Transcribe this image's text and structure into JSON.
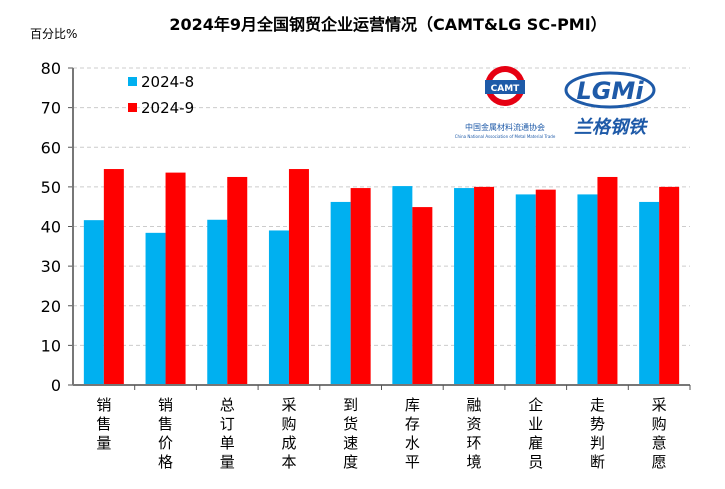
{
  "chart_data": {
    "type": "bar",
    "title": "2024年9月全国钢贸企业运营情况（CAMT&LG SC-PMI）",
    "ylabel": "百分比%",
    "ylim": [
      0,
      80
    ],
    "yticks": [
      0,
      10,
      20,
      30,
      40,
      50,
      60,
      70,
      80
    ],
    "grid": true,
    "legend_placement": "top-left",
    "categories": [
      "销售量",
      "销售价格",
      "总订单量",
      "采购成本",
      "到货速度",
      "库存水平",
      "融资环境",
      "企业雇员",
      "走势判断",
      "采购意愿"
    ],
    "series": [
      {
        "name": "2024-8",
        "color": "#00B0F0",
        "values": [
          41.6,
          38.4,
          41.7,
          39.0,
          46.2,
          50.2,
          49.7,
          48.1,
          48.1,
          46.2
        ]
      },
      {
        "name": "2024-9",
        "color": "#FF0000",
        "values": [
          54.5,
          53.6,
          52.5,
          54.5,
          49.7,
          44.9,
          50.0,
          49.3,
          52.5,
          50.0
        ]
      }
    ]
  },
  "logos": {
    "camt": "CAMT",
    "camt_org": "中国金属材料流通协会",
    "camt_en": "China National Association of Metal Material Trade",
    "lgmi": "LGMi",
    "lgmi_cn": "兰格钢铁"
  }
}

- What is needed:
Your copy should match the records word for word, with the pictures removed.

- Response to this task:
Transcribe this image's text and structure into JSON.
{
  "chart_data": {
    "type": "bar",
    "title": "2024年9月全国钢贸企业运营情况（CAMT&LG SC-PMI）",
    "ylabel": "百分比%",
    "ylim": [
      0,
      80
    ],
    "yticks": [
      0,
      10,
      20,
      30,
      40,
      50,
      60,
      70,
      80
    ],
    "grid": true,
    "legend_placement": "top-left",
    "categories": [
      "销售量",
      "销售价格",
      "总订单量",
      "采购成本",
      "到货速度",
      "库存水平",
      "融资环境",
      "企业雇员",
      "走势判断",
      "采购意愿"
    ],
    "series": [
      {
        "name": "2024-8",
        "color": "#00B0F0",
        "values": [
          41.6,
          38.4,
          41.7,
          39.0,
          46.2,
          50.2,
          49.7,
          48.1,
          48.1,
          46.2
        ]
      },
      {
        "name": "2024-9",
        "color": "#FF0000",
        "values": [
          54.5,
          53.6,
          52.5,
          54.5,
          49.7,
          44.9,
          50.0,
          49.3,
          52.5,
          50.0
        ]
      }
    ]
  },
  "logos": {
    "camt": "CAMT",
    "camt_org": "中国金属材料流通协会",
    "camt_en": "China National Association of Metal Material Trade",
    "lgmi": "LGMi",
    "lgmi_cn": "兰格钢铁"
  }
}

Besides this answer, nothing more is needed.